Excerpted data:
# # # # # # #

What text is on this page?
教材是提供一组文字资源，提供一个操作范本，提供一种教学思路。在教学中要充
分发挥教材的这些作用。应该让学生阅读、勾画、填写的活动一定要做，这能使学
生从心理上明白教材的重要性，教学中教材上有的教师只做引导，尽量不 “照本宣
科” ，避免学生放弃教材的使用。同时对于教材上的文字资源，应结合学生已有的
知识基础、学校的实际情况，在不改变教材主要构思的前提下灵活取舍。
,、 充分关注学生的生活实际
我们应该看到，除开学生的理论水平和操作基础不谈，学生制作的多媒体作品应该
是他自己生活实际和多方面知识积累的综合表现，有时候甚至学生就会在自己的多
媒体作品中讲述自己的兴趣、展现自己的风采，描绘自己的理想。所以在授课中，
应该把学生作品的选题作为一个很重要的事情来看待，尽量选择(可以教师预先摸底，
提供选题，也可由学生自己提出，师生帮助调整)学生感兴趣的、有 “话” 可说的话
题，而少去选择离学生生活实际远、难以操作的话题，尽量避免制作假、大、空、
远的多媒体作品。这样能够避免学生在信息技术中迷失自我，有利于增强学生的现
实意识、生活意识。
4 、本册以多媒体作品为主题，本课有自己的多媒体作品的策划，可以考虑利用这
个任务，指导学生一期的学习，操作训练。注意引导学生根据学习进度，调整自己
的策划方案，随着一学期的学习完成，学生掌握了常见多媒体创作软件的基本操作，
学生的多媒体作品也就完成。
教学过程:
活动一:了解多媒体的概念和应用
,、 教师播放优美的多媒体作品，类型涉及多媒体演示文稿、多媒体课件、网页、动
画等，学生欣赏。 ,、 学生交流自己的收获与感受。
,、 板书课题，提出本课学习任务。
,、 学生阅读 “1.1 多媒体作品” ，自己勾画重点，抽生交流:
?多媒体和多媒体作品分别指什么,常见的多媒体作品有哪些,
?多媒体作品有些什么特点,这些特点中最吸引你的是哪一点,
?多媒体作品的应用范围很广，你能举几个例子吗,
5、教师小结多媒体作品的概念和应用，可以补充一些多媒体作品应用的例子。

# # # # # # #

What to do: Reproduce every record above exactly as it appears.

Solution to this exercise:
What text is on this page?
教材是提供一组文字资源，提供一个操作范本，提供一种教学思路。在教学中要充
分发挥教材的这些作用。应该让学生阅读、勾画、填写的活动一定要做，这能使学
生从心理上明白教材的重要性，教学中教材上有的教师只做引导，尽量不 “照本宣
科” ，避免学生放弃教材的使用。同时对于教材上的文字资源，应结合学生已有的
知识基础、学校的实际情况，在不改变教材主要构思的前提下灵活取舍。
,、 充分关注学生的生活实际
我们应该看到，除开学生的理论水平和操作基础不谈，学生制作的多媒体作品应该
是他自己生活实际和多方面知识积累的综合表现，有时候甚至学生就会在自己的多
媒体作品中讲述自己的兴趣、展现自己的风采，描绘自己的理想。所以在授课中，
应该把学生作品的选题作为一个很重要的事情来看待，尽量选择(可以教师预先摸底，
提供选题，也可由学生自己提出，师生帮助调整)学生感兴趣的、有 “话” 可说的话
题，而少去选择离学生生活实际远、难以操作的话题，尽量避免制作假、大、空、
远的多媒体作品。这样能够避免学生在信息技术中迷失自我，有利于增强学生的现
实意识、生活意识。
4 、本册以多媒体作品为主题，本课有自己的多媒体作品的策划，可以考虑利用这
个任务，指导学生一期的学习，操作训练。注意引导学生根据学习进度，调整自己
的策划方案，随着一学期的学习完成，学生掌握了常见多媒体创作软件的基本操作，
学生的多媒体作品也就完成。
教学过程:
活动一:了解多媒体的概念和应用
,、 教师播放优美的多媒体作品，类型涉及多媒体演示文稿、多媒体课件、网页、动
画等，学生欣赏。 ,、 学生交流自己的收获与感受。
,、 板书课题，提出本课学习任务。
,、 学生阅读 “1.1 多媒体作品” ，自己勾画重点，抽生交流:
?多媒体和多媒体作品分别指什么,常见的多媒体作品有哪些,
?多媒体作品有些什么特点,这些特点中最吸引你的是哪一点,
?多媒体作品的应用范围很广，你能举几个例子吗,
5、教师小结多媒体作品的概念和应用，可以补充一些多媒体作品应用的例子。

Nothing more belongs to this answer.